Short task - Pick out the lines in the listing below that contain the word "Canada" and copy them.

Supplied entries -

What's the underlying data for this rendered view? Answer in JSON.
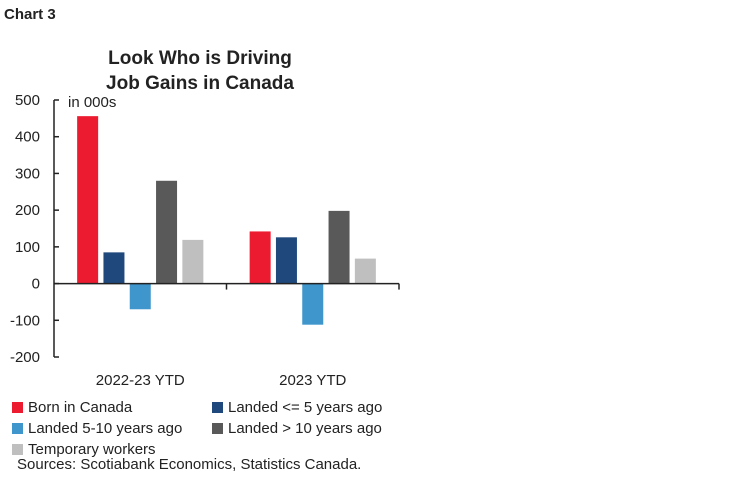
{
  "chart_label": "Chart 3",
  "chart_data": {
    "type": "bar",
    "title": "Look Who is Driving Job Gains in Canada",
    "title_lines": [
      "Look Who is Driving",
      "Job Gains in Canada"
    ],
    "unit_label": "in 000s",
    "categories": [
      "2022-23 YTD",
      "2023 YTD"
    ],
    "ylim": [
      -200,
      500
    ],
    "yticks": [
      500,
      400,
      300,
      200,
      100,
      0,
      -100,
      -200
    ],
    "grid": false,
    "legend_placement": "bottom",
    "series": [
      {
        "name": "Born in Canada",
        "color": "#ED1B2F",
        "values": [
          456,
          142
        ]
      },
      {
        "name": "Landed <= 5 years ago",
        "color": "#1F497D",
        "values": [
          85,
          126
        ]
      },
      {
        "name": "Landed 5-10 years ago",
        "color": "#3E96CC",
        "values": [
          -70,
          -112
        ]
      },
      {
        "name": "Landed > 10 years ago",
        "color": "#595959",
        "values": [
          280,
          198
        ]
      },
      {
        "name": "Temporary workers",
        "color": "#BFBFBF",
        "values": [
          119,
          68
        ]
      }
    ]
  },
  "source": "Sources: Scotiabank Economics, Statistics Canada."
}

Result for this task -
    "title": "Look Who is Driving Job Gains in Canada",
      "Job Gains in Canada"
        "name": "Born in Canada",
  "source": "Sources: Scotiabank Economics, Statistics Canada."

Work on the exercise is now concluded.